## Input records
::::::::::

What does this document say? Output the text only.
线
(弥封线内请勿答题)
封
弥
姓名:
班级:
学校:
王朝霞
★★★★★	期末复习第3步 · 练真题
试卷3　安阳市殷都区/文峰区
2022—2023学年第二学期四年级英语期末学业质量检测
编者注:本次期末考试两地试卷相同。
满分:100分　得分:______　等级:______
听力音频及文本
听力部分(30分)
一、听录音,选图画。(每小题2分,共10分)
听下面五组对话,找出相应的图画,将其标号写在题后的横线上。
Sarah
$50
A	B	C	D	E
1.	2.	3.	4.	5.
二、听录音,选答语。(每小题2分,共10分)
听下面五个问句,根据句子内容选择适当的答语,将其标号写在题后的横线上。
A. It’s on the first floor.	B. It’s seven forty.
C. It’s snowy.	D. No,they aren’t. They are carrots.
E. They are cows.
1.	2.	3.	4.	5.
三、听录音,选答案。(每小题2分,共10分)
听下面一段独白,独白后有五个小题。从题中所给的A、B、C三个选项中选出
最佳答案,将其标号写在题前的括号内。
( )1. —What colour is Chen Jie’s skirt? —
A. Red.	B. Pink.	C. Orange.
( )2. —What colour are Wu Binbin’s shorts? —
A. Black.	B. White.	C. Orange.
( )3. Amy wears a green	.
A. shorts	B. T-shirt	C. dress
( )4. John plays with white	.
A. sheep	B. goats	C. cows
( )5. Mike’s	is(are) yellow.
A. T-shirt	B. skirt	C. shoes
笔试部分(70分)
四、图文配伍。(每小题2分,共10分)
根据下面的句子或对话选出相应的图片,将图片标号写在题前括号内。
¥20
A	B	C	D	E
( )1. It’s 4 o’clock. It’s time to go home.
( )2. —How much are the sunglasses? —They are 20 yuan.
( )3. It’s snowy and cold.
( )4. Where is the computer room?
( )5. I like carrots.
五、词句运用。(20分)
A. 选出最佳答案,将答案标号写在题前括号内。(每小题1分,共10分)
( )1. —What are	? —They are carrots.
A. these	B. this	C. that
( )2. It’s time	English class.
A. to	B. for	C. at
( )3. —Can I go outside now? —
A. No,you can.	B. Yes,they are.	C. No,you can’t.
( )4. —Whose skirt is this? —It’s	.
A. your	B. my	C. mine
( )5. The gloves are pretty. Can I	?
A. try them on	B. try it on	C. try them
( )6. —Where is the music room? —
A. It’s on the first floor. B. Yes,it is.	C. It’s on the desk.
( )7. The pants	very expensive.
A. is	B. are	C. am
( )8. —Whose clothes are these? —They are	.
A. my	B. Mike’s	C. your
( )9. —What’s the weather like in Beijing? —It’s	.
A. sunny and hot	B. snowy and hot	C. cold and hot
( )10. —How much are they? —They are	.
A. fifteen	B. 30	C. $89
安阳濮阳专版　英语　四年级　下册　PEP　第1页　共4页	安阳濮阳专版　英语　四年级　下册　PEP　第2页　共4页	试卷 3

::::::::::

## Problem details
Go through the records and print each one exactly.

## Full solution
What does this document say? Output the text only.
线
(弥封线内请勿答题)
封
弥
姓名:
班级:
学校:
王朝霞
★★★★★	期末复习第3步 · 练真题
试卷3　安阳市殷都区/文峰区
2022—2023学年第二学期四年级英语期末学业质量检测
编者注:本次期末考试两地试卷相同。
满分:100分　得分:______　等级:______
听力音频及文本
听力部分(30分)
一、听录音,选图画。(每小题2分,共10分)
听下面五组对话,找出相应的图画,将其标号写在题后的横线上。
Sarah
$50
A	B	C	D	E
1.	2.	3.	4.	5.
二、听录音,选答语。(每小题2分,共10分)
听下面五个问句,根据句子内容选择适当的答语,将其标号写在题后的横线上。
A. It’s on the first floor.	B. It’s seven forty.
C. It’s snowy.	D. No,they aren’t. They are carrots.
E. They are cows.
1.	2.	3.	4.	5.
三、听录音,选答案。(每小题2分,共10分)
听下面一段独白,独白后有五个小题。从题中所给的A、B、C三个选项中选出
最佳答案,将其标号写在题前的括号内。
( )1. —What colour is Chen Jie’s skirt? —
A. Red.	B. Pink.	C. Orange.
( )2. —What colour are Wu Binbin’s shorts? —
A. Black.	B. White.	C. Orange.
( )3. Amy wears a green	.
A. shorts	B. T-shirt	C. dress
( )4. John plays with white	.
A. sheep	B. goats	C. cows
( )5. Mike’s	is(are) yellow.
A. T-shirt	B. skirt	C. shoes
笔试部分(70分)
四、图文配伍。(每小题2分,共10分)
根据下面的句子或对话选出相应的图片,将图片标号写在题前括号内。
¥20
A	B	C	D	E
( )1. It’s 4 o’clock. It’s time to go home.
( )2. —How much are the sunglasses? —They are 20 yuan.
( )3. It’s snowy and cold.
( )4. Where is the computer room?
( )5. I like carrots.
五、词句运用。(20分)
A. 选出最佳答案,将答案标号写在题前括号内。(每小题1分,共10分)
( )1. —What are	? —They are carrots.
A. these	B. this	C. that
( )2. It’s time	English class.
A. to	B. for	C. at
( )3. —Can I go outside now? —
A. No,you can.	B. Yes,they are.	C. No,you can’t.
( )4. —Whose skirt is this? —It’s	.
A. your	B. my	C. mine
( )5. The gloves are pretty. Can I	?
A. try them on	B. try it on	C. try them
( )6. —Where is the music room? —
A. It’s on the first floor. B. Yes,it is.	C. It’s on the desk.
( )7. The pants	very expensive.
A. is	B. are	C. am
( )8. —Whose clothes are these? —They are	.
A. my	B. Mike’s	C. your
( )9. —What’s the weather like in Beijing? —It’s	.
A. sunny and hot	B. snowy and hot	C. cold and hot
( )10. —How much are they? —They are	.
A. fifteen	B. 30	C. $89
安阳濮阳专版　英语　四年级　下册　PEP　第1页　共4页	安阳濮阳专版　英语　四年级　下册　PEP　第2页　共4页	试卷 3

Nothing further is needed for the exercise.